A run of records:
▬▬▬▬▬▬▬▬▬▬

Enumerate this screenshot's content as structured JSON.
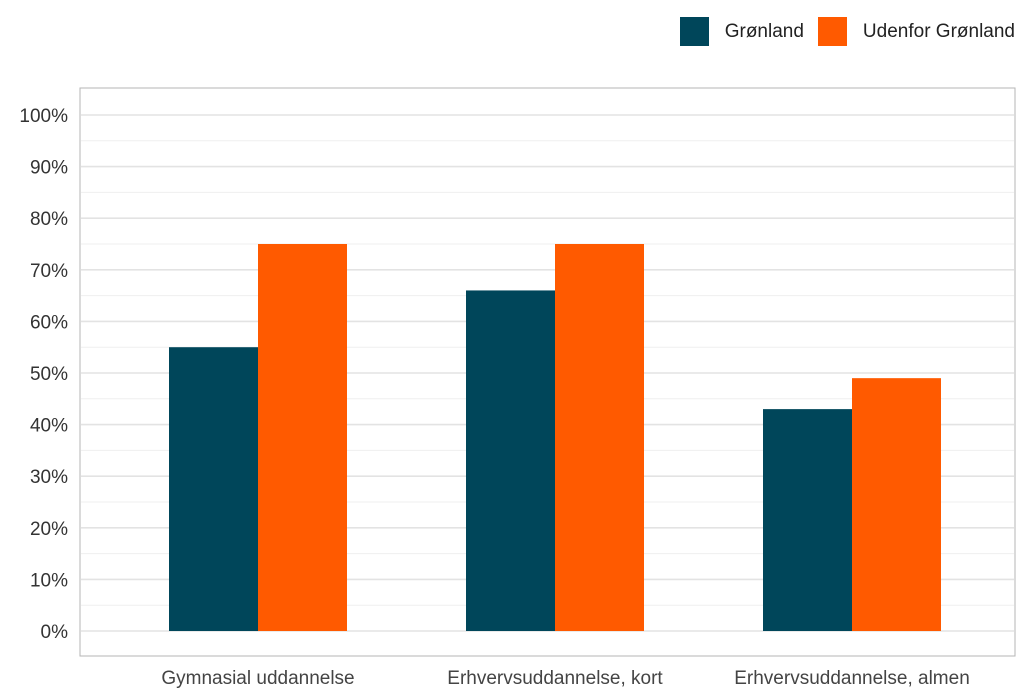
{
  "chart_data": {
    "type": "bar",
    "categories": [
      "Gymnasial uddannelse",
      "Erhvervsuddannelse, kort",
      "Erhvervsuddannelse, almen"
    ],
    "series": [
      {
        "name": "Grønland",
        "color": "#00465a",
        "values": [
          55,
          66,
          43
        ]
      },
      {
        "name": "Udenfor Grønland",
        "color": "#ff5a00",
        "values": [
          75,
          75,
          49
        ]
      }
    ],
    "yticks": [
      "0%",
      "10%",
      "20%",
      "30%",
      "40%",
      "50%",
      "60%",
      "70%",
      "80%",
      "90%",
      "100%"
    ],
    "ylim": [
      0,
      100
    ],
    "grid": true,
    "legend": "top-right"
  }
}
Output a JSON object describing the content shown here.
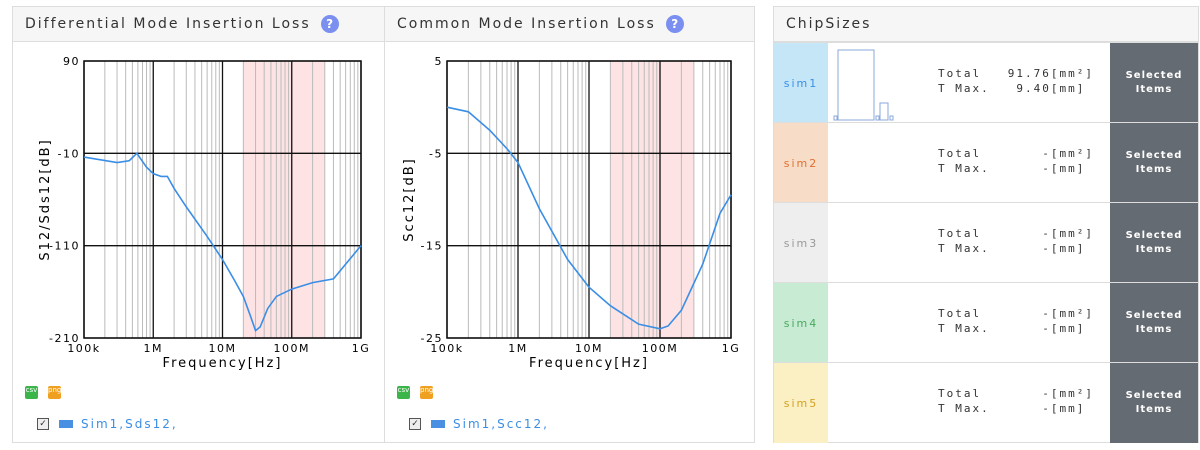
{
  "charts": [
    {
      "title": "Differential Mode Insertion Loss",
      "help": "?",
      "ylabel": "S12/Sds12[dB]",
      "xlabel": "Frequency[Hz]",
      "legend": "Sim1,Sds12,"
    },
    {
      "title": "Common Mode Insertion Loss",
      "help": "?",
      "ylabel": "Scc12[dB]",
      "xlabel": "Frequency[Hz]",
      "legend": "Sim1,Scc12,"
    }
  ],
  "chart_data": [
    {
      "type": "line",
      "xscale": "log",
      "xlim": [
        100000,
        1000000000
      ],
      "ylim": [
        -210,
        90
      ],
      "yticks": [
        90,
        -10,
        -110,
        -210
      ],
      "xticks": [
        "100k",
        "1M",
        "10M",
        "100M",
        "1G"
      ],
      "shaded_band": [
        20000000,
        300000000
      ],
      "grid": true,
      "color": "#3a8ee6",
      "series": [
        {
          "name": "Sim1,Sds12,",
          "points": [
            [
              100000.0,
              -14
            ],
            [
              300000.0,
              -20
            ],
            [
              450000.0,
              -18
            ],
            [
              580000.0,
              -10
            ],
            [
              800000.0,
              -25
            ],
            [
              1000000.0,
              -32
            ],
            [
              1300000.0,
              -35
            ],
            [
              1600000.0,
              -35
            ],
            [
              2000000.0,
              -48
            ],
            [
              3000000.0,
              -68
            ],
            [
              6000000.0,
              -100
            ],
            [
              10000000.0,
              -125
            ],
            [
              15000000.0,
              -148
            ],
            [
              20000000.0,
              -165
            ],
            [
              25000000.0,
              -185
            ],
            [
              30000000.0,
              -202
            ],
            [
              35000000.0,
              -198
            ],
            [
              45000000.0,
              -178
            ],
            [
              60000000.0,
              -165
            ],
            [
              100000000.0,
              -157
            ],
            [
              200000000.0,
              -150
            ],
            [
              400000000.0,
              -146
            ],
            [
              1000000000.0,
              -110
            ]
          ]
        }
      ]
    },
    {
      "type": "line",
      "xscale": "log",
      "xlim": [
        100000,
        1000000000
      ],
      "ylim": [
        -25,
        5
      ],
      "yticks": [
        5,
        -5,
        -15,
        -25
      ],
      "xticks": [
        "100k",
        "1M",
        "10M",
        "100M",
        "1G"
      ],
      "shaded_band": [
        20000000,
        300000000
      ],
      "grid": true,
      "color": "#3a8ee6",
      "series": [
        {
          "name": "Sim1,Scc12,",
          "points": [
            [
              100000.0,
              0
            ],
            [
              200000.0,
              -0.5
            ],
            [
              400000.0,
              -2.5
            ],
            [
              700000.0,
              -4.5
            ],
            [
              1000000.0,
              -6
            ],
            [
              2000000.0,
              -11
            ],
            [
              5000000.0,
              -16.5
            ],
            [
              10000000.0,
              -19.5
            ],
            [
              20000000.0,
              -21.5
            ],
            [
              50000000.0,
              -23.5
            ],
            [
              100000000.0,
              -24
            ],
            [
              130000000.0,
              -23.7
            ],
            [
              200000000.0,
              -22
            ],
            [
              400000000.0,
              -17
            ],
            [
              700000000.0,
              -11.5
            ],
            [
              1000000000.0,
              -9.5
            ]
          ]
        }
      ]
    }
  ],
  "chipsizes": {
    "title": "ChipSizes",
    "rows": [
      {
        "name": "sim1",
        "bg": "#c4e6f7",
        "fg": "#3a8ee6",
        "total_label": "Total",
        "total": "91.76",
        "total_unit": "[mm²]",
        "tmax_label": "T Max.",
        "tmax": "9.40",
        "tmax_unit": "[mm]",
        "button": "Selected Items"
      },
      {
        "name": "sim2",
        "bg": "#f7dcc7",
        "fg": "#e07030",
        "total_label": "Total",
        "total": "-",
        "total_unit": "[mm²]",
        "tmax_label": "T Max.",
        "tmax": "-",
        "tmax_unit": "[mm]",
        "button": "Selected Items"
      },
      {
        "name": "sim3",
        "bg": "#eeeeee",
        "fg": "#999999",
        "total_label": "Total",
        "total": "-",
        "total_unit": "[mm²]",
        "tmax_label": "T Max.",
        "tmax": "-",
        "tmax_unit": "[mm]",
        "button": "Selected Items"
      },
      {
        "name": "sim4",
        "bg": "#c7ebd3",
        "fg": "#4aa860",
        "total_label": "Total",
        "total": "-",
        "total_unit": "[mm²]",
        "tmax_label": "T Max.",
        "tmax": "-",
        "tmax_unit": "[mm]",
        "button": "Selected Items"
      },
      {
        "name": "sim5",
        "bg": "#fbf0c4",
        "fg": "#d4a020",
        "total_label": "Total",
        "total": "-",
        "total_unit": "[mm²]",
        "tmax_label": "T Max.",
        "tmax": "-",
        "tmax_unit": "[mm]",
        "button": "Selected Items"
      }
    ]
  }
}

▬▬▬▬▬▬▬▬▬▬

Using the listing above, locate the lines that hold "JSON" and copy each one.

Enumerate this screenshot's content as structured JSON.
Output a JSON object describing the content shown here.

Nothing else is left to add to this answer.